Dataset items
################

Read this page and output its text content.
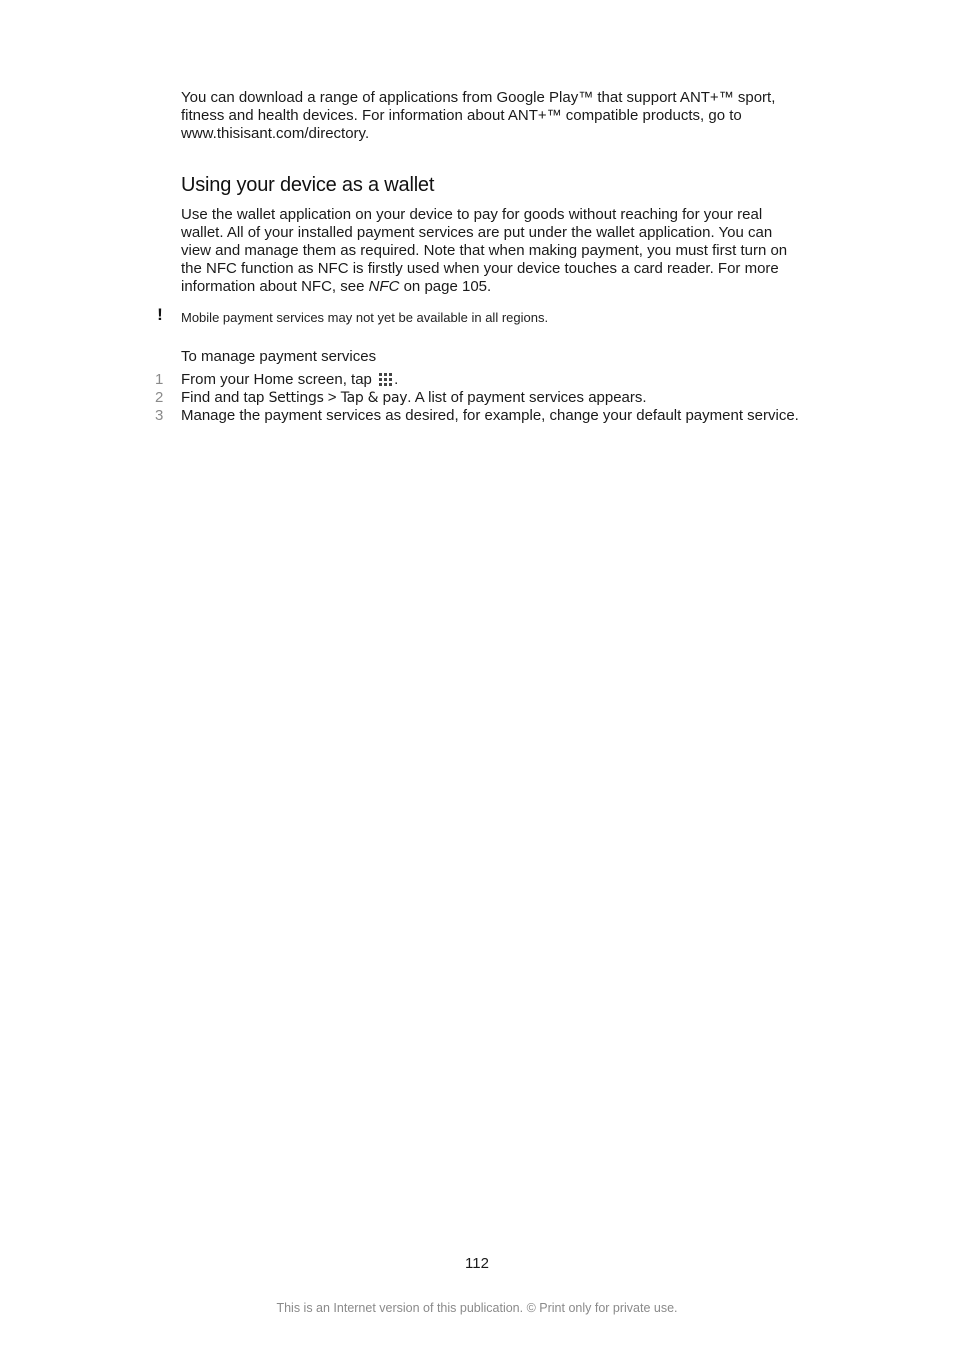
You can download a range of applications from Google Play™ that support ANT+™ sport, fitness and health devices. For information about ANT+™ compatible products, go to www.thisisant.com/directory.
Using your device as a wallet
Use the wallet application on your device to pay for goods without reaching for your real wallet. All of your installed payment services are put under the wallet application. You can view and manage them as required. Note that when making payment, you must first turn on the NFC function as NFC is firstly used when your device touches a card reader. For more information about NFC, see NFC on page 105.
! Mobile payment services may not yet be available in all regions.
To manage payment services
1	From your Home screen, tap .
2	Find and tap Settings > Tap & pay. A list of payment services appears.
3	Manage the payment services as desired, for example, change your default payment service.
112
This is an Internet version of this publication. © Print only for private use.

################

Stated exercise »
Reproduce all entries without any change, and omit the pictures.

Output of the task »
Read this page and output its text content.
You can download a range of applications from Google Play™ that support ANT+™ sport, fitness and health devices. For information about ANT+™ compatible products, go to www.thisisant.com/directory.
Using your device as a wallet
Use the wallet application on your device to pay for goods without reaching for your real wallet. All of your installed payment services are put under the wallet application. You can view and manage them as required. Note that when making payment, you must first turn on the NFC function as NFC is firstly used when your device touches a card reader. For more information about NFC, see NFC on page 105.
! Mobile payment services may not yet be available in all regions.
To manage payment services
1	From your Home screen, tap .
2	Find and tap Settings > Tap & pay. A list of payment services appears.
3	Manage the payment services as desired, for example, change your default payment service.
112
This is an Internet version of this publication. © Print only for private use.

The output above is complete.